-- GIVEN EXERCISE --
Repeat each line exactly as it is written.

-- Figure dataset records --
☆ ☆ ☆

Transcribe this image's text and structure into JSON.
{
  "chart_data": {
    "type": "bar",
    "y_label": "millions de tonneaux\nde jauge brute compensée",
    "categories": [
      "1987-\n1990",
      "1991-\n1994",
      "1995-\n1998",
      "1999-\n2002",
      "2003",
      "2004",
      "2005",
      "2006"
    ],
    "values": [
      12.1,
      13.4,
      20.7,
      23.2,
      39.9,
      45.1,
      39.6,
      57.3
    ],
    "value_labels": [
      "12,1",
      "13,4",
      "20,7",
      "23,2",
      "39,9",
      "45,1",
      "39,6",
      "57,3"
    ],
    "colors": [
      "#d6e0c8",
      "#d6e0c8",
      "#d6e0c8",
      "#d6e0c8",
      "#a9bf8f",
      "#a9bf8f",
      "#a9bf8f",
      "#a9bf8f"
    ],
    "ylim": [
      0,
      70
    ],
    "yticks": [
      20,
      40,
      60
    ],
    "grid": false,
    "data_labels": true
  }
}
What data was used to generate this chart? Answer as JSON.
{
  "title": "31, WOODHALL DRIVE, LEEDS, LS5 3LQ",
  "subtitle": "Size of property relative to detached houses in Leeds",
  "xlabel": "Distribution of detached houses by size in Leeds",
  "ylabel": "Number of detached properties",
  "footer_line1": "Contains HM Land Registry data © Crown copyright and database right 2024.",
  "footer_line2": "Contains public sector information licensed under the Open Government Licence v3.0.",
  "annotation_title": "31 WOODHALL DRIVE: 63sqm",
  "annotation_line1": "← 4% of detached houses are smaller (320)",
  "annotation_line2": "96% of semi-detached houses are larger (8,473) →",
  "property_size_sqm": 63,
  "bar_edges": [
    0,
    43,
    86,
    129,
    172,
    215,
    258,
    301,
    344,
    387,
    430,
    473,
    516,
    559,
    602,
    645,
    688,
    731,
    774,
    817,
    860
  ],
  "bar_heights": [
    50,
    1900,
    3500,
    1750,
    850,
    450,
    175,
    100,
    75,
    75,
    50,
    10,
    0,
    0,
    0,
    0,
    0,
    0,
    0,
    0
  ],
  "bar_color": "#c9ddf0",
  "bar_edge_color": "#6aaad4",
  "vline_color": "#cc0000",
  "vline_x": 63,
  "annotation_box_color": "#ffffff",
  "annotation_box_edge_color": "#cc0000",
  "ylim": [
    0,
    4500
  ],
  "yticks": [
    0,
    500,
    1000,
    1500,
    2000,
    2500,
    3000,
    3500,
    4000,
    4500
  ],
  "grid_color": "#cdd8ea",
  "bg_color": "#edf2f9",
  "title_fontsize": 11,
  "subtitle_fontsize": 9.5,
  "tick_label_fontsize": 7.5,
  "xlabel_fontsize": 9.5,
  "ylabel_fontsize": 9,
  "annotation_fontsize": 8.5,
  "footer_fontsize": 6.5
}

☆ ☆ ☆

-- FINISHED ANSWER --
Transcribe this image's text and structure into JSON.
{
  "chart_data": {
    "type": "bar",
    "y_label": "millions de tonneaux\nde jauge brute compensée",
    "categories": [
      "1987-\n1990",
      "1991-\n1994",
      "1995-\n1998",
      "1999-\n2002",
      "2003",
      "2004",
      "2005",
      "2006"
    ],
    "values": [
      12.1,
      13.4,
      20.7,
      23.2,
      39.9,
      45.1,
      39.6,
      57.3
    ],
    "value_labels": [
      "12,1",
      "13,4",
      "20,7",
      "23,2",
      "39,9",
      "45,1",
      "39,6",
      "57,3"
    ],
    "colors": [
      "#d6e0c8",
      "#d6e0c8",
      "#d6e0c8",
      "#d6e0c8",
      "#a9bf8f",
      "#a9bf8f",
      "#a9bf8f",
      "#a9bf8f"
    ],
    "ylim": [
      0,
      70
    ],
    "yticks": [
      20,
      40,
      60
    ],
    "grid": false,
    "data_labels": true
  }
}
What data was used to generate this chart? Answer as JSON.
{
  "title": "31, WOODHALL DRIVE, LEEDS, LS5 3LQ",
  "subtitle": "Size of property relative to detached houses in Leeds",
  "xlabel": "Distribution of detached houses by size in Leeds",
  "ylabel": "Number of detached properties",
  "footer_line1": "Contains HM Land Registry data © Crown copyright and database right 2024.",
  "footer_line2": "Contains public sector information licensed under the Open Government Licence v3.0.",
  "annotation_title": "31 WOODHALL DRIVE: 63sqm",
  "annotation_line1": "← 4% of detached houses are smaller (320)",
  "annotation_line2": "96% of semi-detached houses are larger (8,473) →",
  "property_size_sqm": 63,
  "bar_edges": [
    0,
    43,
    86,
    129,
    172,
    215,
    258,
    301,
    344,
    387,
    430,
    473,
    516,
    559,
    602,
    645,
    688,
    731,
    774,
    817,
    860
  ],
  "bar_heights": [
    50,
    1900,
    3500,
    1750,
    850,
    450,
    175,
    100,
    75,
    75,
    50,
    10,
    0,
    0,
    0,
    0,
    0,
    0,
    0,
    0
  ],
  "bar_color": "#c9ddf0",
  "bar_edge_color": "#6aaad4",
  "vline_color": "#cc0000",
  "vline_x": 63,
  "annotation_box_color": "#ffffff",
  "annotation_box_edge_color": "#cc0000",
  "ylim": [
    0,
    4500
  ],
  "yticks": [
    0,
    500,
    1000,
    1500,
    2000,
    2500,
    3000,
    3500,
    4000,
    4500
  ],
  "grid_color": "#cdd8ea",
  "bg_color": "#edf2f9",
  "title_fontsize": 11,
  "subtitle_fontsize": 9.5,
  "tick_label_fontsize": 7.5,
  "xlabel_fontsize": 9.5,
  "ylabel_fontsize": 9,
  "annotation_fontsize": 8.5,
  "footer_fontsize": 6.5
}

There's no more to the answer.